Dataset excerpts

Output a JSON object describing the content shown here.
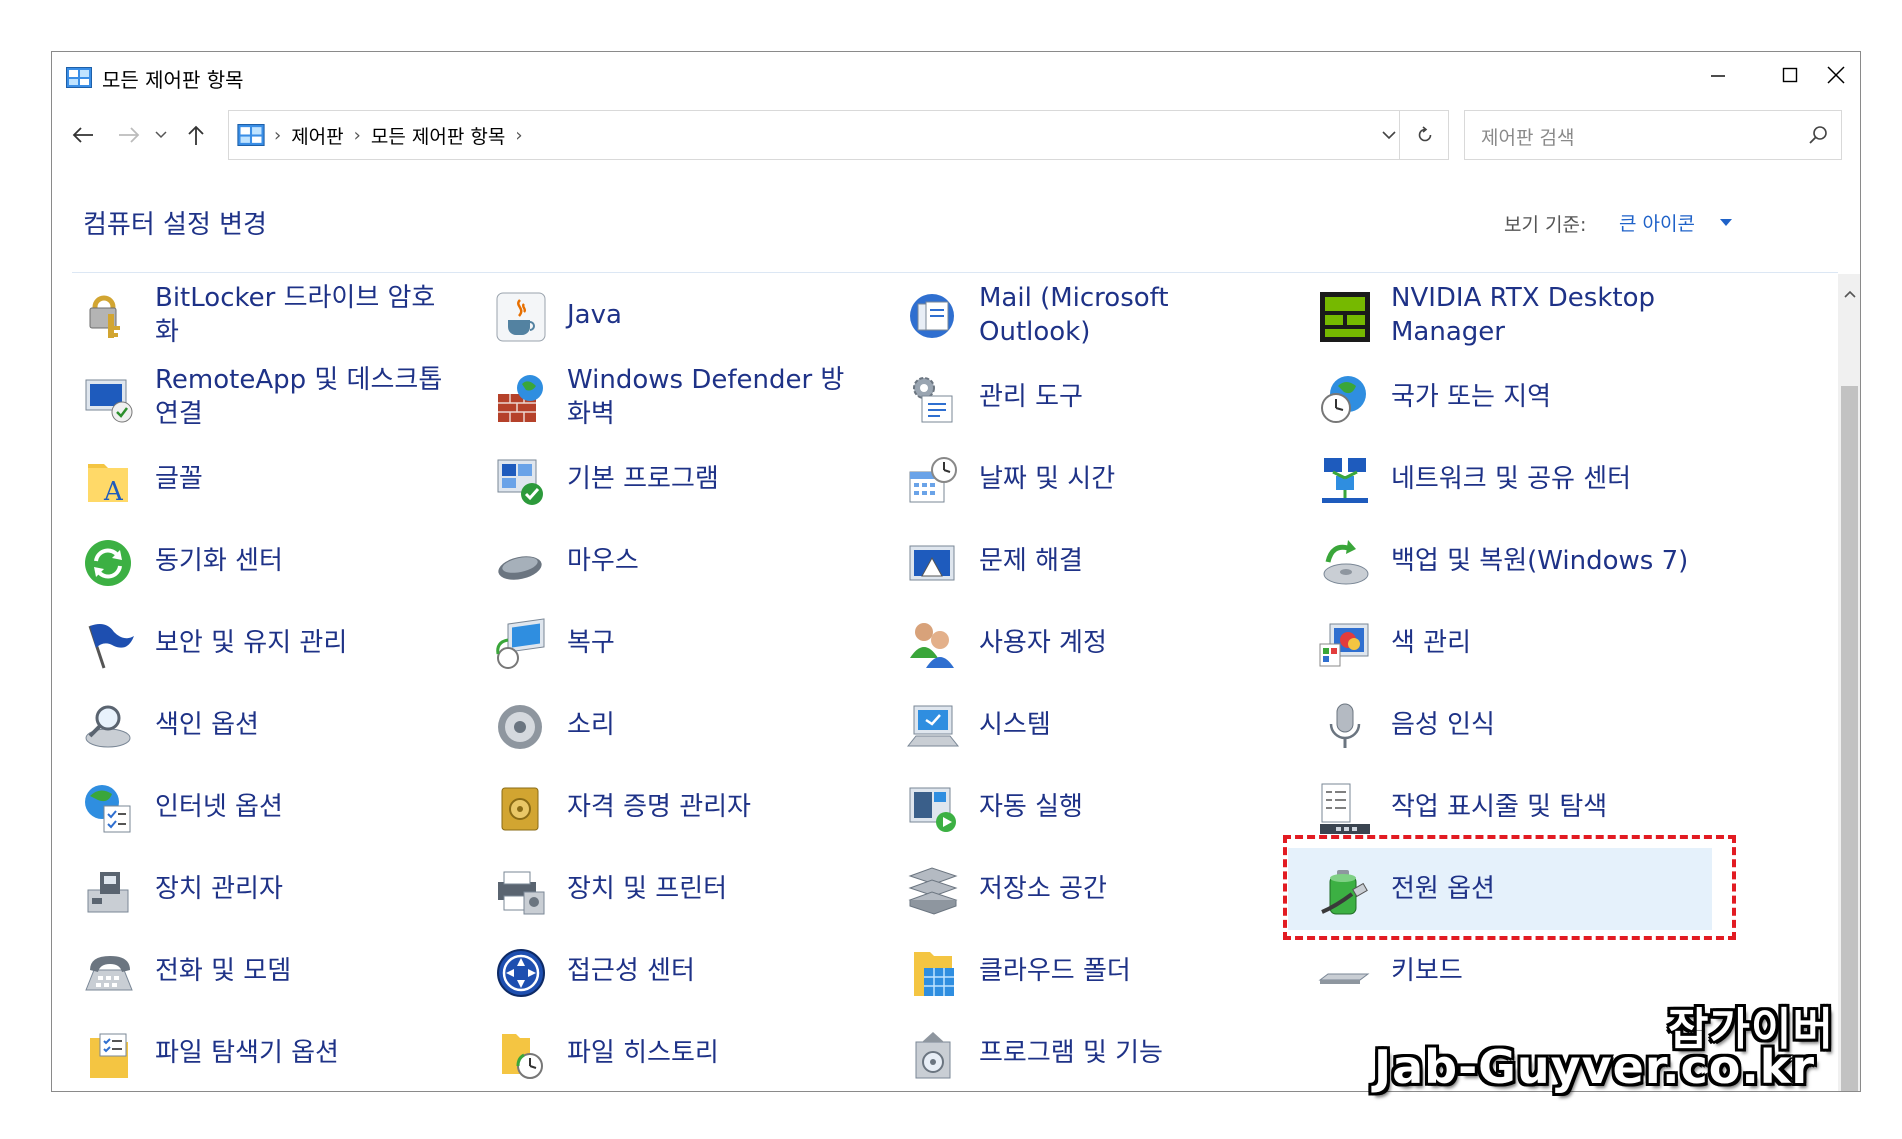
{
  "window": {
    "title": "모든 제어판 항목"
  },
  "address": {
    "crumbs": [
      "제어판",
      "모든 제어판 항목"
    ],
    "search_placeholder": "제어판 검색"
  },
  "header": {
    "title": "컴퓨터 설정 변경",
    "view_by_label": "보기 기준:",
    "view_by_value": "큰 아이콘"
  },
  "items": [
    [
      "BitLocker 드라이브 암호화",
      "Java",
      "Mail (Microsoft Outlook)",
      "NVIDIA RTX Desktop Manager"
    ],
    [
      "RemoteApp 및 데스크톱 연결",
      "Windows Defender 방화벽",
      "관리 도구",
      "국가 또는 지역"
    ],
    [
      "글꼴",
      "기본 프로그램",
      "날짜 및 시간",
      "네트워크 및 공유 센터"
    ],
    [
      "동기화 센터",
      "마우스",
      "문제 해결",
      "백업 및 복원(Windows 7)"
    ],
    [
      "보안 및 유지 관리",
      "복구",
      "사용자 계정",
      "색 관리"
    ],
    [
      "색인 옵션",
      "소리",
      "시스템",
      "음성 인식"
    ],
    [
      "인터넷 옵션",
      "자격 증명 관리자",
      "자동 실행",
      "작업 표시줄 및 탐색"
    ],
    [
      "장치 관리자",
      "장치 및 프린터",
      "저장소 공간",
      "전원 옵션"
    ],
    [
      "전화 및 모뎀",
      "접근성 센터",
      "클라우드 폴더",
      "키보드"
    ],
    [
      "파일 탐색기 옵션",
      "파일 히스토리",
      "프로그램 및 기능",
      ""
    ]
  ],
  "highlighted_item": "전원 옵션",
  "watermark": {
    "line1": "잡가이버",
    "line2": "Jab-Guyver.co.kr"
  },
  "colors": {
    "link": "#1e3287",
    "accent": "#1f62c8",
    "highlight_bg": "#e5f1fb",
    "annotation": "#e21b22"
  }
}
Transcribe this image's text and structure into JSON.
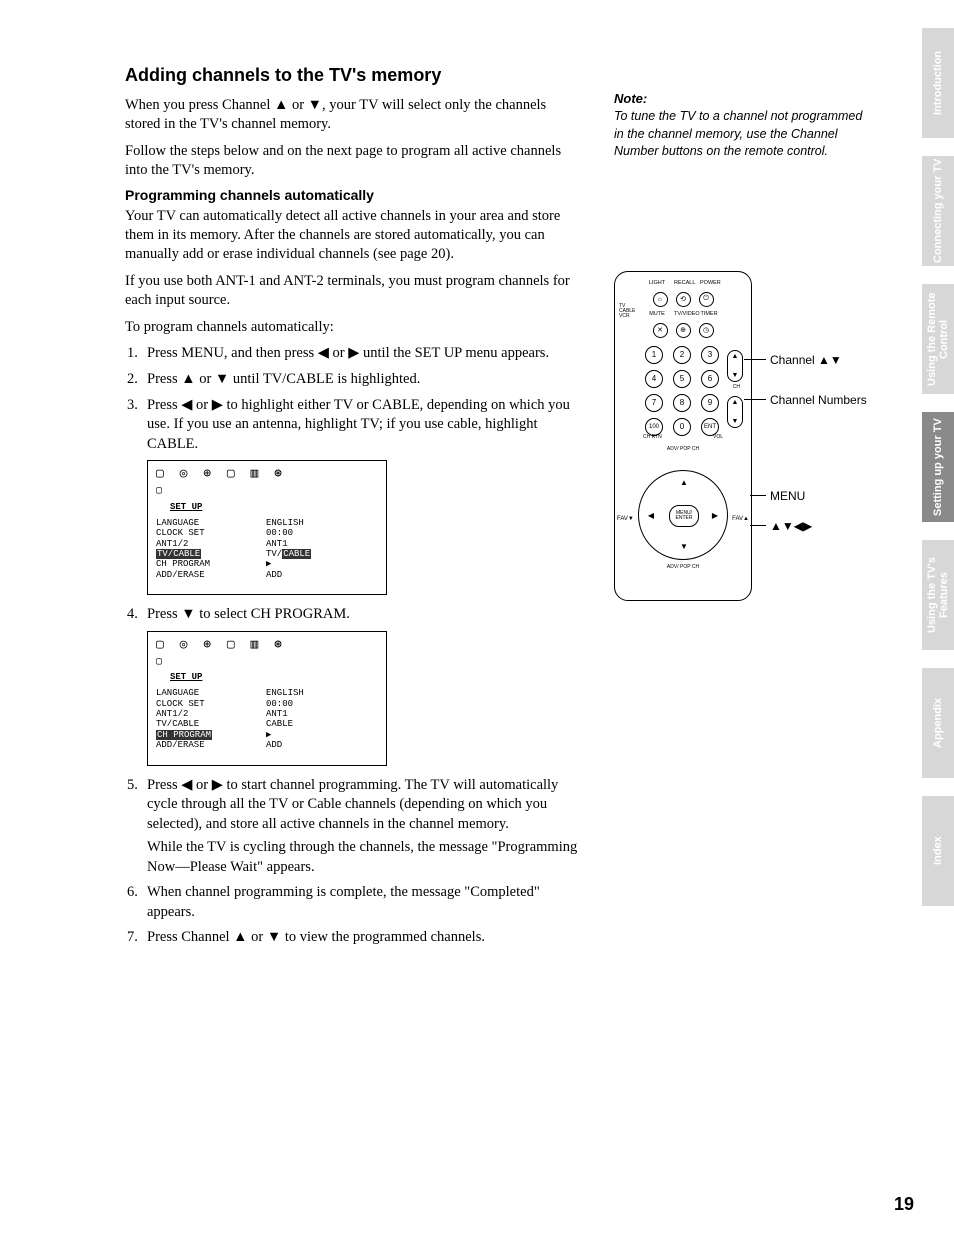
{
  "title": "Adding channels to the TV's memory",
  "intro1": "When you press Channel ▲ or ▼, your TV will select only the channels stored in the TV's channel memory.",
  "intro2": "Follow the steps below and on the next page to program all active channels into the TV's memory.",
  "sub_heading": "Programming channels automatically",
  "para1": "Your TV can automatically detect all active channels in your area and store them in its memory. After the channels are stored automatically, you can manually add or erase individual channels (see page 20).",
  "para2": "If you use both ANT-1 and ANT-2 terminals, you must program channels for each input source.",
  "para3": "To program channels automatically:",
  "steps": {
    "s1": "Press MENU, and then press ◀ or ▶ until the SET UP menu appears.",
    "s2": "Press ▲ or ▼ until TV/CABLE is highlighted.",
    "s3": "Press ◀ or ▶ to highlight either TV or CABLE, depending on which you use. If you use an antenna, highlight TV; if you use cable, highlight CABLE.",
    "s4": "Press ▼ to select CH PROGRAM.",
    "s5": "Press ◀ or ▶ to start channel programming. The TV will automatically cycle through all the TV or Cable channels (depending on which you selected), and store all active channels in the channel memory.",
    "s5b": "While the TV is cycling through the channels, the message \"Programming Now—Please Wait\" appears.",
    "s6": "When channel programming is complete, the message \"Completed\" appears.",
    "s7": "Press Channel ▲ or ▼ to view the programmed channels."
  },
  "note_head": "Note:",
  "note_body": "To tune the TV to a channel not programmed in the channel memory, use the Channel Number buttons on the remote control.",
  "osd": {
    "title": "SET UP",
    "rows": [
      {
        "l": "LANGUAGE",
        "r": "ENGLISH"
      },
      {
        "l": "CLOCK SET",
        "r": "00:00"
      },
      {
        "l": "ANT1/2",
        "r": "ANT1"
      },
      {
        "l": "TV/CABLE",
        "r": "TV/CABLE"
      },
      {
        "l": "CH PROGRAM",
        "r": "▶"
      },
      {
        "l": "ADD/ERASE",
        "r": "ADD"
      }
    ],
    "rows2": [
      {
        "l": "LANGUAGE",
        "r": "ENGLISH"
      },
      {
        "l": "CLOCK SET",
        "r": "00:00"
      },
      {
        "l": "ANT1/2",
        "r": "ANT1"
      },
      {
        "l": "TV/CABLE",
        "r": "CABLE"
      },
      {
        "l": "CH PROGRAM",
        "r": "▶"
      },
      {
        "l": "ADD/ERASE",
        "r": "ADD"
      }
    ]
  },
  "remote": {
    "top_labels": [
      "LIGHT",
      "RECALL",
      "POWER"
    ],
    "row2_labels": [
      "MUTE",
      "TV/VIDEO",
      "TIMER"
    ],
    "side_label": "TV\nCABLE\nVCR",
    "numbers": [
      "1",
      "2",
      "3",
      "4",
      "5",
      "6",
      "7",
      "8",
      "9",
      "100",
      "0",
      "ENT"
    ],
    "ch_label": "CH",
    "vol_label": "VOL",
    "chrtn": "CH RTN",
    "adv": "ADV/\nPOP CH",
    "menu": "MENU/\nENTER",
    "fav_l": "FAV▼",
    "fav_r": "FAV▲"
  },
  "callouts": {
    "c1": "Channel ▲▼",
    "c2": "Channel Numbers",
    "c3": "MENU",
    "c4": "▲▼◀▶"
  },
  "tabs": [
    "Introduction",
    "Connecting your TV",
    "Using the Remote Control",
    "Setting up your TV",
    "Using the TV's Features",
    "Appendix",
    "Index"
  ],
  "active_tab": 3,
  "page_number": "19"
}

◆ **WHAT YOU WILL DO**: All of the data above should be transcribed verbatim, with pictures omitted.

◆ **TASK ANSWER**:
Output a JSON object describing the content shown here.
{
  "window": {
    "title": "모든 제어판 항목"
  },
  "address": {
    "crumbs": [
      "제어판",
      "모든 제어판 항목"
    ],
    "search_placeholder": "제어판 검색"
  },
  "header": {
    "title": "컴퓨터 설정 변경",
    "view_by_label": "보기 기준:",
    "view_by_value": "큰 아이콘"
  },
  "items": [
    [
      "BitLocker 드라이브 암호화",
      "Java",
      "Mail (Microsoft Outlook)",
      "NVIDIA RTX Desktop Manager"
    ],
    [
      "RemoteApp 및 데스크톱 연결",
      "Windows Defender 방화벽",
      "관리 도구",
      "국가 또는 지역"
    ],
    [
      "글꼴",
      "기본 프로그램",
      "날짜 및 시간",
      "네트워크 및 공유 센터"
    ],
    [
      "동기화 센터",
      "마우스",
      "문제 해결",
      "백업 및 복원(Windows 7)"
    ],
    [
      "보안 및 유지 관리",
      "복구",
      "사용자 계정",
      "색 관리"
    ],
    [
      "색인 옵션",
      "소리",
      "시스템",
      "음성 인식"
    ],
    [
      "인터넷 옵션",
      "자격 증명 관리자",
      "자동 실행",
      "작업 표시줄 및 탐색"
    ],
    [
      "장치 관리자",
      "장치 및 프린터",
      "저장소 공간",
      "전원 옵션"
    ],
    [
      "전화 및 모뎀",
      "접근성 센터",
      "클라우드 폴더",
      "키보드"
    ],
    [
      "파일 탐색기 옵션",
      "파일 히스토리",
      "프로그램 및 기능",
      ""
    ]
  ],
  "highlighted_item": "전원 옵션",
  "watermark": {
    "line1": "잡가이버",
    "line2": "Jab-Guyver.co.kr"
  },
  "colors": {
    "link": "#1e3287",
    "accent": "#1f62c8",
    "highlight_bg": "#e5f1fb",
    "annotation": "#e21b22"
  }
}
Transcribe this image's text and structure into JSON.
{
  "title": "Adding channels to the TV's memory",
  "intro1": "When you press Channel ▲ or ▼, your TV will select only the channels stored in the TV's channel memory.",
  "intro2": "Follow the steps below and on the next page to program all active channels into the TV's memory.",
  "sub_heading": "Programming channels automatically",
  "para1": "Your TV can automatically detect all active channels in your area and store them in its memory. After the channels are stored automatically, you can manually add or erase individual channels (see page 20).",
  "para2": "If you use both ANT-1 and ANT-2 terminals, you must program channels for each input source.",
  "para3": "To program channels automatically:",
  "steps": {
    "s1": "Press MENU, and then press ◀ or ▶ until the SET UP menu appears.",
    "s2": "Press ▲ or ▼ until TV/CABLE is highlighted.",
    "s3": "Press ◀ or ▶ to highlight either TV or CABLE, depending on which you use. If you use an antenna, highlight TV; if you use cable, highlight CABLE.",
    "s4": "Press ▼ to select CH PROGRAM.",
    "s5": "Press ◀ or ▶ to start channel programming. The TV will automatically cycle through all the TV or Cable channels (depending on which you selected), and store all active channels in the channel memory.",
    "s5b": "While the TV is cycling through the channels, the message \"Programming Now—Please Wait\" appears.",
    "s6": "When channel programming is complete, the message \"Completed\" appears.",
    "s7": "Press Channel ▲ or ▼ to view the programmed channels."
  },
  "note_head": "Note:",
  "note_body": "To tune the TV to a channel not programmed in the channel memory, use the Channel Number buttons on the remote control.",
  "osd": {
    "title": "SET UP",
    "rows": [
      {
        "l": "LANGUAGE",
        "r": "ENGLISH"
      },
      {
        "l": "CLOCK SET",
        "r": "00:00"
      },
      {
        "l": "ANT1/2",
        "r": "ANT1"
      },
      {
        "l": "TV/CABLE",
        "r": "TV/CABLE"
      },
      {
        "l": "CH PROGRAM",
        "r": "▶"
      },
      {
        "l": "ADD/ERASE",
        "r": "ADD"
      }
    ],
    "rows2": [
      {
        "l": "LANGUAGE",
        "r": "ENGLISH"
      },
      {
        "l": "CLOCK SET",
        "r": "00:00"
      },
      {
        "l": "ANT1/2",
        "r": "ANT1"
      },
      {
        "l": "TV/CABLE",
        "r": "CABLE"
      },
      {
        "l": "CH PROGRAM",
        "r": "▶"
      },
      {
        "l": "ADD/ERASE",
        "r": "ADD"
      }
    ]
  },
  "remote": {
    "top_labels": [
      "LIGHT",
      "RECALL",
      "POWER"
    ],
    "row2_labels": [
      "MUTE",
      "TV/VIDEO",
      "TIMER"
    ],
    "side_label": "TV\nCABLE\nVCR",
    "numbers": [
      "1",
      "2",
      "3",
      "4",
      "5",
      "6",
      "7",
      "8",
      "9",
      "100",
      "0",
      "ENT"
    ],
    "ch_label": "CH",
    "vol_label": "VOL",
    "chrtn": "CH RTN",
    "adv": "ADV/\nPOP CH",
    "menu": "MENU/\nENTER",
    "fav_l": "FAV▼",
    "fav_r": "FAV▲"
  },
  "callouts": {
    "c1": "Channel ▲▼",
    "c2": "Channel Numbers",
    "c3": "MENU",
    "c4": "▲▼◀▶"
  },
  "tabs": [
    "Introduction",
    "Connecting your TV",
    "Using the Remote Control",
    "Setting up your TV",
    "Using the TV's Features",
    "Appendix",
    "Index"
  ],
  "active_tab": 3,
  "page_number": "19"
}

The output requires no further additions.